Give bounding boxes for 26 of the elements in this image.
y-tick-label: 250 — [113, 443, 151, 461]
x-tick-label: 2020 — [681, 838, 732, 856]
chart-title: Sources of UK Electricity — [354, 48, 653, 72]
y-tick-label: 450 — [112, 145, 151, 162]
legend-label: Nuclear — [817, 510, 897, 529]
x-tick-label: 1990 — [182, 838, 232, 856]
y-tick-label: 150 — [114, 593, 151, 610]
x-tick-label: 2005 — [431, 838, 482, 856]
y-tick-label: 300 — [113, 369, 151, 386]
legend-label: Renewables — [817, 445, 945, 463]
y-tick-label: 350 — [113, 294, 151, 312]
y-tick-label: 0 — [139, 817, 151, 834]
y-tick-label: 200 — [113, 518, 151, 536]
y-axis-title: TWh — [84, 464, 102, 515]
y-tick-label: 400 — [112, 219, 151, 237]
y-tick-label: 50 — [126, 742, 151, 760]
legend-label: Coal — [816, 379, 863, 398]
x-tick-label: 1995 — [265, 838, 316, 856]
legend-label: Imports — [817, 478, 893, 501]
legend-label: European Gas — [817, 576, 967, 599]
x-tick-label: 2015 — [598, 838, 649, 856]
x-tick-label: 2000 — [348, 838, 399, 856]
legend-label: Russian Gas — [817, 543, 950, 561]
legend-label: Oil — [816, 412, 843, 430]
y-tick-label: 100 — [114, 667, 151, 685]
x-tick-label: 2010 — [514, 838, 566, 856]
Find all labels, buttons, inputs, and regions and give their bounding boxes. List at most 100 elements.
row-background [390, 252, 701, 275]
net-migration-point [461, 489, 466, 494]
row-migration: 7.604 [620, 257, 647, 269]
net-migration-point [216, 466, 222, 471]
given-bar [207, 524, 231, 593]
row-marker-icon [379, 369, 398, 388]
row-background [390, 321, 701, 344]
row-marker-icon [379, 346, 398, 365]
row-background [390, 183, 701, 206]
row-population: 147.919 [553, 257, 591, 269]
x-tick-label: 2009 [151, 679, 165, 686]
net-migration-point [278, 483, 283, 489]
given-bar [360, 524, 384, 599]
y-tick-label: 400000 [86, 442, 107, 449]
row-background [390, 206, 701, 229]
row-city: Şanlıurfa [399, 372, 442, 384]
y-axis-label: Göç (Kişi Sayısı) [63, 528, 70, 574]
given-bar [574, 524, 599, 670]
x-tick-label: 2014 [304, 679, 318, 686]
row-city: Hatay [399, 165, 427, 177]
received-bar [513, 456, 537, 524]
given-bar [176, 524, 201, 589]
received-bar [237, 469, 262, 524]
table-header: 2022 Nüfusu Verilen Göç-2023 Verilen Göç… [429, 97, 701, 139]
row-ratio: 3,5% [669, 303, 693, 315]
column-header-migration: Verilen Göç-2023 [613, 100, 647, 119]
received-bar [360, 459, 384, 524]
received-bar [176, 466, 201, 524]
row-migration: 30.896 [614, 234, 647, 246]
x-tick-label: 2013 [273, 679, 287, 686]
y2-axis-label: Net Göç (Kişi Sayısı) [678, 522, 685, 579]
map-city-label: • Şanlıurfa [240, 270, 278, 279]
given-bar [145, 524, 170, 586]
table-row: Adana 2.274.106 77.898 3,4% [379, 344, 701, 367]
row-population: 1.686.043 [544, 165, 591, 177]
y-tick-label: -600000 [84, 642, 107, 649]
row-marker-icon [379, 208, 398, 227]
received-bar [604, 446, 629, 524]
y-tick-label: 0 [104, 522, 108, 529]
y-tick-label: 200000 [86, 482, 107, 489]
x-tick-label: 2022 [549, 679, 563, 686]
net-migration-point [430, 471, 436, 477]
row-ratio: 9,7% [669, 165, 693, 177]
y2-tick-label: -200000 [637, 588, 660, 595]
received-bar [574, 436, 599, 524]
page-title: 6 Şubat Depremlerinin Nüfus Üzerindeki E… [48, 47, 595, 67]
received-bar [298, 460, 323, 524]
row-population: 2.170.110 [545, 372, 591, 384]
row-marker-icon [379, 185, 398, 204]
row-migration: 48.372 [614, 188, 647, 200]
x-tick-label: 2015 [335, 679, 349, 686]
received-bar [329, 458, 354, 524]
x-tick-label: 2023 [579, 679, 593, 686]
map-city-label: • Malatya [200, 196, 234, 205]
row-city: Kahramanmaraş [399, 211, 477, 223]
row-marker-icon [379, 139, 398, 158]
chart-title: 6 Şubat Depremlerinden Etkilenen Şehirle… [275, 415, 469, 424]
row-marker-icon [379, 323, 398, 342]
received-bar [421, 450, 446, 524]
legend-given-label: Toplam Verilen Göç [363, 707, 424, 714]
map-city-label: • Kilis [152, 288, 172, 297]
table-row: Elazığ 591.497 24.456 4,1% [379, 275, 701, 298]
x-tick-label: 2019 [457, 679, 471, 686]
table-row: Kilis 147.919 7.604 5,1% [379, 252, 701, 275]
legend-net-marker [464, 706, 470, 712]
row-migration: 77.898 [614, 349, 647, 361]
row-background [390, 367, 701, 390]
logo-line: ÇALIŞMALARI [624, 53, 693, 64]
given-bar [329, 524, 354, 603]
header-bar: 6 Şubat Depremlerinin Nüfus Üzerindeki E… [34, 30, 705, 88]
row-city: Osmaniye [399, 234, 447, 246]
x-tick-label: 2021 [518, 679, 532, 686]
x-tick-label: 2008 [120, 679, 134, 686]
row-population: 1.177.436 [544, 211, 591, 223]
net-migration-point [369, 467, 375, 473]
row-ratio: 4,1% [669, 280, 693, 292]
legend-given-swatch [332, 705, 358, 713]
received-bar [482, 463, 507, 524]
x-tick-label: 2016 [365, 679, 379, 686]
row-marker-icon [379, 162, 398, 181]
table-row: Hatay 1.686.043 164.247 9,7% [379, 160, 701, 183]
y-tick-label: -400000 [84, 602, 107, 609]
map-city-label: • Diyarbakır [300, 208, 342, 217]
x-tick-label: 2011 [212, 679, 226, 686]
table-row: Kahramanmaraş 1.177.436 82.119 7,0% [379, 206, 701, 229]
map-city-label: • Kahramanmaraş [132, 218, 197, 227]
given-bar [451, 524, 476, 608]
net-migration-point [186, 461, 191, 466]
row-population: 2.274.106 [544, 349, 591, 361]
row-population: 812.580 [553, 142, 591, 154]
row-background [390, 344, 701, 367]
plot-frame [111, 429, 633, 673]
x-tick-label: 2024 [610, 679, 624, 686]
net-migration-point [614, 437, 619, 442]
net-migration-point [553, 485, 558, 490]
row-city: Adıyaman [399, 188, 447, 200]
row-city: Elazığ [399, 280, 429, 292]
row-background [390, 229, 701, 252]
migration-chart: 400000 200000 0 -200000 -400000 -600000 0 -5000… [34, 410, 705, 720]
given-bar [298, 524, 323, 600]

**Written exercise**: Could you reproduce every item above, word for word and line by line?

**Answer for the task**:
Give bounding boxes for 26 of the elements in this image.
y-tick-label: 250 — [113, 443, 151, 461]
x-tick-label: 2020 — [681, 838, 732, 856]
chart-title: Sources of UK Electricity — [354, 48, 653, 72]
y-tick-label: 450 — [112, 145, 151, 162]
legend-label: Nuclear — [817, 510, 897, 529]
x-tick-label: 1990 — [182, 838, 232, 856]
y-tick-label: 150 — [114, 593, 151, 610]
x-tick-label: 2005 — [431, 838, 482, 856]
y-tick-label: 300 — [113, 369, 151, 386]
legend-label: Renewables — [817, 445, 945, 463]
y-tick-label: 350 — [113, 294, 151, 312]
y-tick-label: 0 — [139, 817, 151, 834]
y-tick-label: 200 — [113, 518, 151, 536]
y-axis-title: TWh — [84, 464, 102, 515]
y-tick-label: 400 — [112, 219, 151, 237]
y-tick-label: 50 — [126, 742, 151, 760]
legend-label: Coal — [816, 379, 863, 398]
x-tick-label: 1995 — [265, 838, 316, 856]
legend-label: Imports — [817, 478, 893, 501]
legend-label: European Gas — [817, 576, 967, 599]
x-tick-label: 2015 — [598, 838, 649, 856]
x-tick-label: 2000 — [348, 838, 399, 856]
legend-label: Russian Gas — [817, 543, 950, 561]
legend-label: Oil — [816, 412, 843, 430]
y-tick-label: 100 — [114, 667, 151, 685]
x-tick-label: 2010 — [514, 838, 566, 856]
Find all labels, buttons, inputs, and regions and give their bounding boxes. List at most 100 elements.
row-background [390, 252, 701, 275]
net-migration-point [461, 489, 466, 494]
row-migration: 7.604 [620, 257, 647, 269]
net-migration-point [216, 466, 222, 471]
given-bar [207, 524, 231, 593]
row-marker-icon [379, 369, 398, 388]
row-background [390, 321, 701, 344]
row-marker-icon [379, 346, 398, 365]
row-background [390, 183, 701, 206]
row-population: 147.919 [553, 257, 591, 269]
x-tick-label: 2009 [151, 679, 165, 686]
net-migration-point [278, 483, 283, 489]
given-bar [360, 524, 384, 599]
y-tick-label: 400000 [86, 442, 107, 449]
row-background [390, 206, 701, 229]
row-city: Şanlıurfa [399, 372, 442, 384]
y-axis-label: Göç (Kişi Sayısı) [63, 528, 70, 574]
given-bar [574, 524, 599, 670]
x-tick-label: 2014 [304, 679, 318, 686]
row-city: Hatay [399, 165, 427, 177]
received-bar [513, 456, 537, 524]
given-bar [176, 524, 201, 589]
received-bar [237, 469, 262, 524]
table-header: 2022 Nüfusu Verilen Göç-2023 Verilen Göç… [429, 97, 701, 139]
row-ratio: 3,5% [669, 303, 693, 315]
column-header-migration: Verilen Göç-2023 [613, 100, 647, 119]
received-bar [360, 459, 384, 524]
received-bar [176, 466, 201, 524]
row-migration: 30.896 [614, 234, 647, 246]
x-tick-label: 2013 [273, 679, 287, 686]
y2-axis-label: Net Göç (Kişi Sayısı) [678, 522, 685, 579]
map-city-label: • Şanlıurfa [240, 270, 278, 279]
given-bar [145, 524, 170, 586]
table-row: Adana 2.274.106 77.898 3,4% [379, 344, 701, 367]
row-population: 1.686.043 [544, 165, 591, 177]
y-tick-label: -600000 [84, 642, 107, 649]
row-marker-icon [379, 208, 398, 227]
received-bar [604, 446, 629, 524]
y-tick-label: 0 [104, 522, 108, 529]
y-tick-label: 200000 [86, 482, 107, 489]
x-tick-label: 2022 [549, 679, 563, 686]
net-migration-point [430, 471, 436, 477]
row-ratio: 9,7% [669, 165, 693, 177]
y2-tick-label: -200000 [637, 588, 660, 595]
received-bar [574, 436, 599, 524]
page-title: 6 Şubat Depremlerinin Nüfus Üzerindeki E… [48, 47, 595, 67]
received-bar [298, 460, 323, 524]
row-population: 2.170.110 [545, 372, 591, 384]
row-marker-icon [379, 185, 398, 204]
row-migration: 48.372 [614, 188, 647, 200]
x-tick-label: 2015 [335, 679, 349, 686]
received-bar [329, 458, 354, 524]
x-tick-label: 2023 [579, 679, 593, 686]
map-city-label: • Malatya [200, 196, 234, 205]
row-city: Kahramanmaraş [399, 211, 477, 223]
row-marker-icon [379, 139, 398, 158]
chart-title: 6 Şubat Depremlerinden Etkilenen Şehirle… [275, 415, 469, 424]
row-marker-icon [379, 323, 398, 342]
received-bar [421, 450, 446, 524]
legend-given-label: Toplam Verilen Göç [363, 707, 424, 714]
map-city-label: • Kilis [152, 288, 172, 297]
table-row: Elazığ 591.497 24.456 4,1% [379, 275, 701, 298]
x-tick-label: 2019 [457, 679, 471, 686]
table-row: Kilis 147.919 7.604 5,1% [379, 252, 701, 275]
legend-net-marker [464, 706, 470, 712]
row-migration: 77.898 [614, 349, 647, 361]
row-background [390, 367, 701, 390]
logo-line: ÇALIŞMALARI [624, 53, 693, 64]
given-bar [329, 524, 354, 603]
header-bar: 6 Şubat Depremlerinin Nüfus Üzerindeki E… [34, 30, 705, 88]
row-city: Osmaniye [399, 234, 447, 246]
x-tick-label: 2021 [518, 679, 532, 686]
x-tick-label: 2008 [120, 679, 134, 686]
row-population: 1.177.436 [544, 211, 591, 223]
net-migration-point [369, 467, 375, 473]
row-ratio: 4,1% [669, 280, 693, 292]
legend-given-swatch [332, 705, 358, 713]
received-bar [482, 463, 507, 524]
x-tick-label: 2016 [365, 679, 379, 686]
row-marker-icon [379, 162, 398, 181]
table-row: Hatay 1.686.043 164.247 9,7% [379, 160, 701, 183]
y-tick-label: -400000 [84, 602, 107, 609]
map-city-label: • Diyarbakır [300, 208, 342, 217]
x-tick-label: 2011 [212, 679, 226, 686]
table-row: Kahramanmaraş 1.177.436 82.119 7,0% [379, 206, 701, 229]
map-city-label: • Kahramanmaraş [132, 218, 197, 227]
given-bar [451, 524, 476, 608]
net-migration-point [186, 461, 191, 466]
row-population: 2.274.106 [544, 349, 591, 361]
row-population: 812.580 [553, 142, 591, 154]
row-background [390, 344, 701, 367]
plot-frame [111, 429, 633, 673]
x-tick-label: 2024 [610, 679, 624, 686]
net-migration-point [614, 437, 619, 442]
net-migration-point [553, 485, 558, 490]
row-city: Adıyaman [399, 188, 447, 200]
row-city: Elazığ [399, 280, 429, 292]
row-background [390, 229, 701, 252]
migration-chart: 400000 200000 0 -200000 -400000 -600000 0 -5000… [34, 410, 705, 720]
given-bar [298, 524, 323, 600]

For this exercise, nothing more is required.